| EXERCISE OBJECTIVE |
Reproduce the material exactly, omitting nothing.

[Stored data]
+-------+

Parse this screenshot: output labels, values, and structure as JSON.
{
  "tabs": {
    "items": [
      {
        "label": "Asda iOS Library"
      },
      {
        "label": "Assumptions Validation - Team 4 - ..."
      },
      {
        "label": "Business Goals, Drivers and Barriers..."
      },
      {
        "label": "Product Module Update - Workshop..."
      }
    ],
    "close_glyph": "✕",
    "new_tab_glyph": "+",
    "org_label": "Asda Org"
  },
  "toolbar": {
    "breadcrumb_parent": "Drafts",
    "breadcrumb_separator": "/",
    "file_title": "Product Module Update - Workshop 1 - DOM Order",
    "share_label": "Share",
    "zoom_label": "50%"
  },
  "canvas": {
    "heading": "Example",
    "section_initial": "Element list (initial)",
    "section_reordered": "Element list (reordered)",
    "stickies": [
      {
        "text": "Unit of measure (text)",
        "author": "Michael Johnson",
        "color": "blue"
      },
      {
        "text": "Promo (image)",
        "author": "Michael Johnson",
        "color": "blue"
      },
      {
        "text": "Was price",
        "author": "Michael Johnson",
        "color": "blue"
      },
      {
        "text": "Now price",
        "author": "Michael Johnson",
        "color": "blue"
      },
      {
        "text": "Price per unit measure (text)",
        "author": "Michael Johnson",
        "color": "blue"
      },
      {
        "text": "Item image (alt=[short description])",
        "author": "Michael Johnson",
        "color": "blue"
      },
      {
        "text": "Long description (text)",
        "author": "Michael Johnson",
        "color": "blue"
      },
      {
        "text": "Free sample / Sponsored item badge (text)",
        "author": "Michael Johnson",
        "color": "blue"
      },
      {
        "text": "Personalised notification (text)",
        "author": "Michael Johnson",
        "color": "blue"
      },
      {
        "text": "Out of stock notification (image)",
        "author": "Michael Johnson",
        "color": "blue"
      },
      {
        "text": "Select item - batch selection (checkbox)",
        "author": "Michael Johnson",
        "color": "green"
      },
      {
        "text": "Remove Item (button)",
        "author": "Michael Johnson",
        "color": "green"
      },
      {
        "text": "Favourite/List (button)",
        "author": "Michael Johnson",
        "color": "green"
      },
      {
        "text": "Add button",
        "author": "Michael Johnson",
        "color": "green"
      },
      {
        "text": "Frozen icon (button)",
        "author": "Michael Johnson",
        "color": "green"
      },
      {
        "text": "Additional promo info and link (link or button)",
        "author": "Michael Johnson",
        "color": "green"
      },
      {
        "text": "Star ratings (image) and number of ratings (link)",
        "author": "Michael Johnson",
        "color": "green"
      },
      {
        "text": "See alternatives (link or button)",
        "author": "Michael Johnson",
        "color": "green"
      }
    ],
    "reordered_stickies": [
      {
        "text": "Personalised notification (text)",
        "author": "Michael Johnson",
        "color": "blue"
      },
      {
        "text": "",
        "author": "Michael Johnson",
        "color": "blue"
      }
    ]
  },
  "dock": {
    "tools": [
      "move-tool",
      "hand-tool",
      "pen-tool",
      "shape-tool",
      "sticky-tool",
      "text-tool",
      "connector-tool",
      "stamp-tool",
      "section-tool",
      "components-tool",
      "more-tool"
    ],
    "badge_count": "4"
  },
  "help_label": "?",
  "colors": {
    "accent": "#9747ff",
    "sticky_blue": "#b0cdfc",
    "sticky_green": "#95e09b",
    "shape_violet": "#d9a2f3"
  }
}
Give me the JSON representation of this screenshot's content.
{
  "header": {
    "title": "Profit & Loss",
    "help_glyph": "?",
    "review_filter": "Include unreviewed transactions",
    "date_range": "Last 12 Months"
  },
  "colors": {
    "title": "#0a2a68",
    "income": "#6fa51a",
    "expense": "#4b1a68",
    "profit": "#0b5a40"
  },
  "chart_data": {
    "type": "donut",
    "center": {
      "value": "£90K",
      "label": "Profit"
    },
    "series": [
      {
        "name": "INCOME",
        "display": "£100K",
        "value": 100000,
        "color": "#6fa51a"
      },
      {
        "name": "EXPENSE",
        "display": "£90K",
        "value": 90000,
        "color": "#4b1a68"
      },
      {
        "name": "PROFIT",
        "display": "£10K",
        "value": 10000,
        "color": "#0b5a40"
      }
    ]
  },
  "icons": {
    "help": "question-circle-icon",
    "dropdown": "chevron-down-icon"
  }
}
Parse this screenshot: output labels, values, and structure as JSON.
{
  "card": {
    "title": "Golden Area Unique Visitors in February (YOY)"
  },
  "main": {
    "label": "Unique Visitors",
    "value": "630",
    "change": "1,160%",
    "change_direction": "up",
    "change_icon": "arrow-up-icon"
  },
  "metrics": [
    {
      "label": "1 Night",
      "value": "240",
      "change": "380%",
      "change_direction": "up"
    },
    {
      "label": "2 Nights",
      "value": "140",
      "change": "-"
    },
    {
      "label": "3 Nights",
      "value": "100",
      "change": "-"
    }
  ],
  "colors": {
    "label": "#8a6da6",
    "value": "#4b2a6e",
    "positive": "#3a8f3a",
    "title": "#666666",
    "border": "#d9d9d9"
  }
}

+-------+

| SOLUTION BELOW |
Parse this screenshot: output labels, values, and structure as JSON.
{
  "tabs": {
    "items": [
      {
        "label": "Asda iOS Library"
      },
      {
        "label": "Assumptions Validation - Team 4 - ..."
      },
      {
        "label": "Business Goals, Drivers and Barriers..."
      },
      {
        "label": "Product Module Update - Workshop..."
      }
    ],
    "close_glyph": "✕",
    "new_tab_glyph": "+",
    "org_label": "Asda Org"
  },
  "toolbar": {
    "breadcrumb_parent": "Drafts",
    "breadcrumb_separator": "/",
    "file_title": "Product Module Update - Workshop 1 - DOM Order",
    "share_label": "Share",
    "zoom_label": "50%"
  },
  "canvas": {
    "heading": "Example",
    "section_initial": "Element list (initial)",
    "section_reordered": "Element list (reordered)",
    "stickies": [
      {
        "text": "Unit of measure (text)",
        "author": "Michael Johnson",
        "color": "blue"
      },
      {
        "text": "Promo (image)",
        "author": "Michael Johnson",
        "color": "blue"
      },
      {
        "text": "Was price",
        "author": "Michael Johnson",
        "color": "blue"
      },
      {
        "text": "Now price",
        "author": "Michael Johnson",
        "color": "blue"
      },
      {
        "text": "Price per unit measure (text)",
        "author": "Michael Johnson",
        "color": "blue"
      },
      {
        "text": "Item image (alt=[short description])",
        "author": "Michael Johnson",
        "color": "blue"
      },
      {
        "text": "Long description (text)",
        "author": "Michael Johnson",
        "color": "blue"
      },
      {
        "text": "Free sample / Sponsored item badge (text)",
        "author": "Michael Johnson",
        "color": "blue"
      },
      {
        "text": "Personalised notification (text)",
        "author": "Michael Johnson",
        "color": "blue"
      },
      {
        "text": "Out of stock notification (image)",
        "author": "Michael Johnson",
        "color": "blue"
      },
      {
        "text": "Select item - batch selection (checkbox)",
        "author": "Michael Johnson",
        "color": "green"
      },
      {
        "text": "Remove Item (button)",
        "author": "Michael Johnson",
        "color": "green"
      },
      {
        "text": "Favourite/List (button)",
        "author": "Michael Johnson",
        "color": "green"
      },
      {
        "text": "Add button",
        "author": "Michael Johnson",
        "color": "green"
      },
      {
        "text": "Frozen icon (button)",
        "author": "Michael Johnson",
        "color": "green"
      },
      {
        "text": "Additional promo info and link (link or button)",
        "author": "Michael Johnson",
        "color": "green"
      },
      {
        "text": "Star ratings (image) and number of ratings (link)",
        "author": "Michael Johnson",
        "color": "green"
      },
      {
        "text": "See alternatives (link or button)",
        "author": "Michael Johnson",
        "color": "green"
      }
    ],
    "reordered_stickies": [
      {
        "text": "Personalised notification (text)",
        "author": "Michael Johnson",
        "color": "blue"
      },
      {
        "text": "",
        "author": "Michael Johnson",
        "color": "blue"
      }
    ]
  },
  "dock": {
    "tools": [
      "move-tool",
      "hand-tool",
      "pen-tool",
      "shape-tool",
      "sticky-tool",
      "text-tool",
      "connector-tool",
      "stamp-tool",
      "section-tool",
      "components-tool",
      "more-tool"
    ],
    "badge_count": "4"
  },
  "help_label": "?",
  "colors": {
    "accent": "#9747ff",
    "sticky_blue": "#b0cdfc",
    "sticky_green": "#95e09b",
    "shape_violet": "#d9a2f3"
  }
}
Give me the JSON representation of this screenshot's content.
{
  "header": {
    "title": "Profit & Loss",
    "help_glyph": "?",
    "review_filter": "Include unreviewed transactions",
    "date_range": "Last 12 Months"
  },
  "colors": {
    "title": "#0a2a68",
    "income": "#6fa51a",
    "expense": "#4b1a68",
    "profit": "#0b5a40"
  },
  "chart_data": {
    "type": "donut",
    "center": {
      "value": "£90K",
      "label": "Profit"
    },
    "series": [
      {
        "name": "INCOME",
        "display": "£100K",
        "value": 100000,
        "color": "#6fa51a"
      },
      {
        "name": "EXPENSE",
        "display": "£90K",
        "value": 90000,
        "color": "#4b1a68"
      },
      {
        "name": "PROFIT",
        "display": "£10K",
        "value": 10000,
        "color": "#0b5a40"
      }
    ]
  },
  "icons": {
    "help": "question-circle-icon",
    "dropdown": "chevron-down-icon"
  }
}
Parse this screenshot: output labels, values, and structure as JSON.
{
  "card": {
    "title": "Golden Area Unique Visitors in February (YOY)"
  },
  "main": {
    "label": "Unique Visitors",
    "value": "630",
    "change": "1,160%",
    "change_direction": "up",
    "change_icon": "arrow-up-icon"
  },
  "metrics": [
    {
      "label": "1 Night",
      "value": "240",
      "change": "380%",
      "change_direction": "up"
    },
    {
      "label": "2 Nights",
      "value": "140",
      "change": "-"
    },
    {
      "label": "3 Nights",
      "value": "100",
      "change": "-"
    }
  ],
  "colors": {
    "label": "#8a6da6",
    "value": "#4b2a6e",
    "positive": "#3a8f3a",
    "title": "#666666",
    "border": "#d9d9d9"
  }
}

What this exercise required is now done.